▶ [Task description]: Return all of the data exactly as written, without the pictures.

>> start Data entries

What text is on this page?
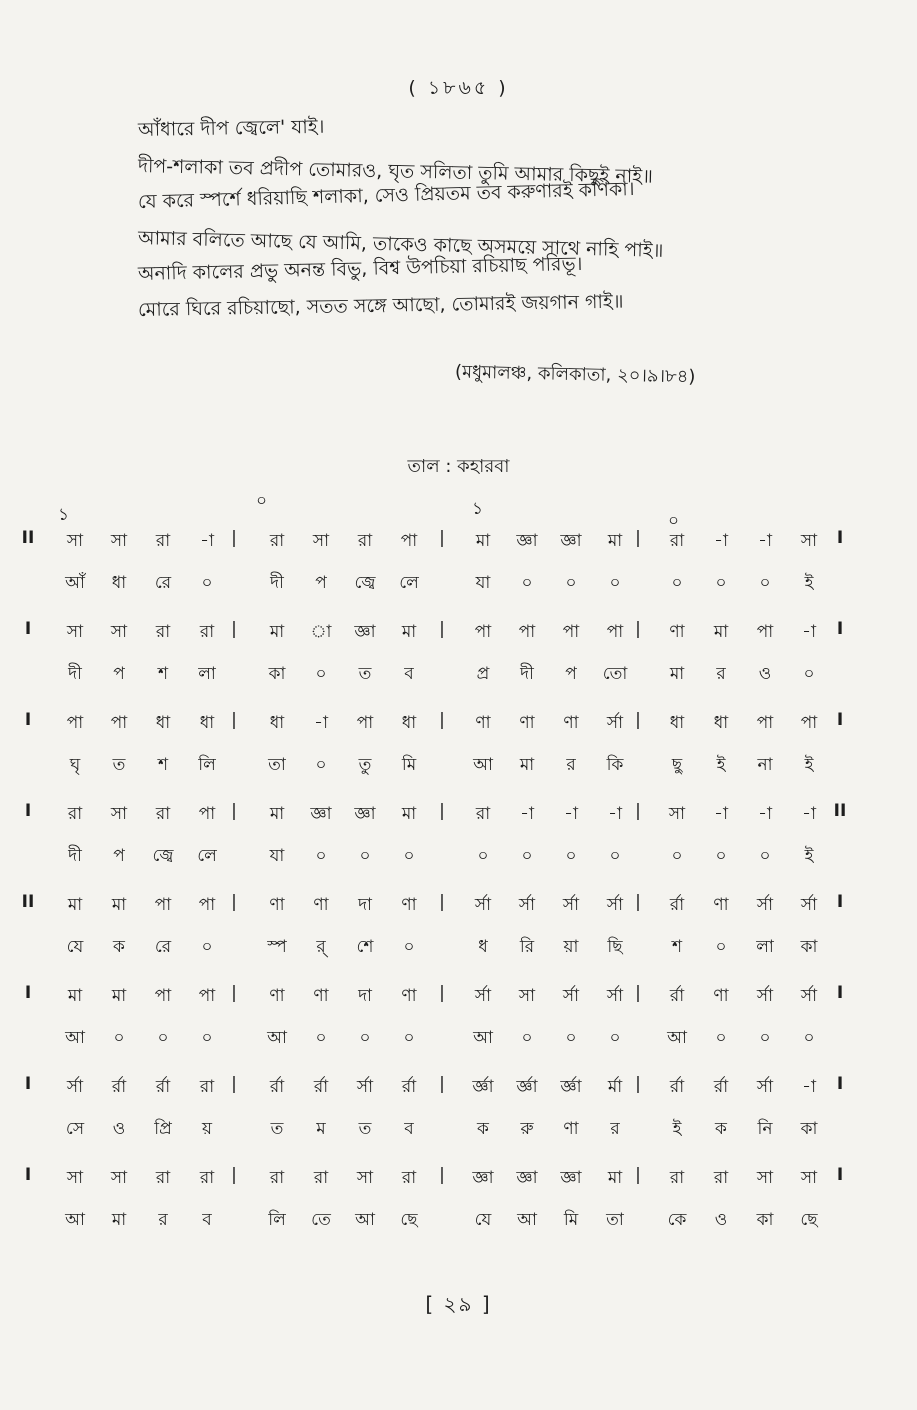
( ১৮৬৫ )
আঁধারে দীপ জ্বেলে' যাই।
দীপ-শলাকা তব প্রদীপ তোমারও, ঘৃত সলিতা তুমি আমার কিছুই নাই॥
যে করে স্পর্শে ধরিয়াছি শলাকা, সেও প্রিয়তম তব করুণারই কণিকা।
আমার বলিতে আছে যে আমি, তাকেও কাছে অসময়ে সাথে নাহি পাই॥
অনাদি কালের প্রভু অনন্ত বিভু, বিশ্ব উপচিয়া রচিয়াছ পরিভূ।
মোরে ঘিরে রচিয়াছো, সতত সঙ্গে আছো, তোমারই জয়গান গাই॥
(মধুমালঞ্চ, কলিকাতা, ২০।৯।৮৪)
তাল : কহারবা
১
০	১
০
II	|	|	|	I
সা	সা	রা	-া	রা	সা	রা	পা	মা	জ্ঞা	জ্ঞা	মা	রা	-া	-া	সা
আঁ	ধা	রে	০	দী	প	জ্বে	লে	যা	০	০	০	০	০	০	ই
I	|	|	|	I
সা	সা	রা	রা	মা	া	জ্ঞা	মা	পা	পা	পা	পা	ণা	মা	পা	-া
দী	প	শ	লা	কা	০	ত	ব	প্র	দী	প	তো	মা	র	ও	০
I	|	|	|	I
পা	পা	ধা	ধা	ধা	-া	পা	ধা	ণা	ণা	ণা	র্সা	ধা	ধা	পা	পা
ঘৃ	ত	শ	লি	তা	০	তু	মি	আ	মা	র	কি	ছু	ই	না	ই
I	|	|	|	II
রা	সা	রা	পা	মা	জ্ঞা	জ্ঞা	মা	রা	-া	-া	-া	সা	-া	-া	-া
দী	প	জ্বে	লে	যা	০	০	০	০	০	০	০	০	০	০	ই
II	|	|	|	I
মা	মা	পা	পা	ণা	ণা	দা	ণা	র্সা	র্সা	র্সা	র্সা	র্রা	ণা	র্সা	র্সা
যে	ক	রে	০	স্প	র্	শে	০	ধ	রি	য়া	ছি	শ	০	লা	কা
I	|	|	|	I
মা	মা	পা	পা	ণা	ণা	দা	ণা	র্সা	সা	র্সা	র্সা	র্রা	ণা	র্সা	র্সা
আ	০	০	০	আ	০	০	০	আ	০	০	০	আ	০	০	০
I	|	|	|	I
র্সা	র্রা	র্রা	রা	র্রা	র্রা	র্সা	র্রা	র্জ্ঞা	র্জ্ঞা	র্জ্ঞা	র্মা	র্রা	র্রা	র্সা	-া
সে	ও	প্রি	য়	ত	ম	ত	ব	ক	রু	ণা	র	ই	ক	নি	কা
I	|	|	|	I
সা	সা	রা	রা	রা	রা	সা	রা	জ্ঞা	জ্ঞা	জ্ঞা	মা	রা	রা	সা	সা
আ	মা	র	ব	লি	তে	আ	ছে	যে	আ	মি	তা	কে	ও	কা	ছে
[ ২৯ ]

>> end Data entries

▶ [Worked answer]:
What text is on this page?
( ১৮৬৫ )
আঁধারে দীপ জ্বেলে' যাই।
দীপ-শলাকা তব প্রদীপ তোমারও, ঘৃত সলিতা তুমি আমার কিছুই নাই॥
যে করে স্পর্শে ধরিয়াছি শলাকা, সেও প্রিয়তম তব করুণারই কণিকা।
আমার বলিতে আছে যে আমি, তাকেও কাছে অসময়ে সাথে নাহি পাই॥
অনাদি কালের প্রভু অনন্ত বিভু, বিশ্ব উপচিয়া রচিয়াছ পরিভূ।
মোরে ঘিরে রচিয়াছো, সতত সঙ্গে আছো, তোমারই জয়গান গাই॥
(মধুমালঞ্চ, কলিকাতা, ২০।৯।৮৪)
তাল : কহারবা
১
০	১
০
II	|	|	|	I
সা	সা	রা	-া	রা	সা	রা	পা	মা	জ্ঞা	জ্ঞা	মা	রা	-া	-া	সা
আঁ	ধা	রে	০	দী	প	জ্বে	লে	যা	০	০	০	০	০	০	ই
I	|	|	|	I
সা	সা	রা	রা	মা	া	জ্ঞা	মা	পা	পা	পা	পা	ণা	মা	পা	-া
দী	প	শ	লা	কা	০	ত	ব	প্র	দী	প	তো	মা	র	ও	০
I	|	|	|	I
পা	পা	ধা	ধা	ধা	-া	পা	ধা	ণা	ণা	ণা	র্সা	ধা	ধা	পা	পা
ঘৃ	ত	শ	লি	তা	০	তু	মি	আ	মা	র	কি	ছু	ই	না	ই
I	|	|	|	II
রা	সা	রা	পা	মা	জ্ঞা	জ্ঞা	মা	রা	-া	-া	-া	সা	-া	-া	-া
দী	প	জ্বে	লে	যা	০	০	০	০	০	০	০	০	০	০	ই
II	|	|	|	I
মা	মা	পা	পা	ণা	ণা	দা	ণা	র্সা	র্সা	র্সা	র্সা	র্রা	ণা	র্সা	র্সা
যে	ক	রে	০	স্প	র্	শে	০	ধ	রি	য়া	ছি	শ	০	লা	কা
I	|	|	|	I
মা	মা	পা	পা	ণা	ণা	দা	ণা	র্সা	সা	র্সা	র্সা	র্রা	ণা	র্সা	র্সা
আ	০	০	০	আ	০	০	০	আ	০	০	০	আ	০	০	০
I	|	|	|	I
র্সা	র্রা	র্রা	রা	র্রা	র্রা	র্সা	র্রা	র্জ্ঞা	র্জ্ঞা	র্জ্ঞা	র্মা	র্রা	র্রা	র্সা	-া
সে	ও	প্রি	য়	ত	ম	ত	ব	ক	রু	ণা	র	ই	ক	নি	কা
I	|	|	|	I
সা	সা	রা	রা	রা	রা	সা	রা	জ্ঞা	জ্ঞা	জ্ঞা	মা	রা	রা	সা	সা
আ	মা	র	ব	লি	তে	আ	ছে	যে	আ	মি	তা	কে	ও	কা	ছে
[ ২৯ ]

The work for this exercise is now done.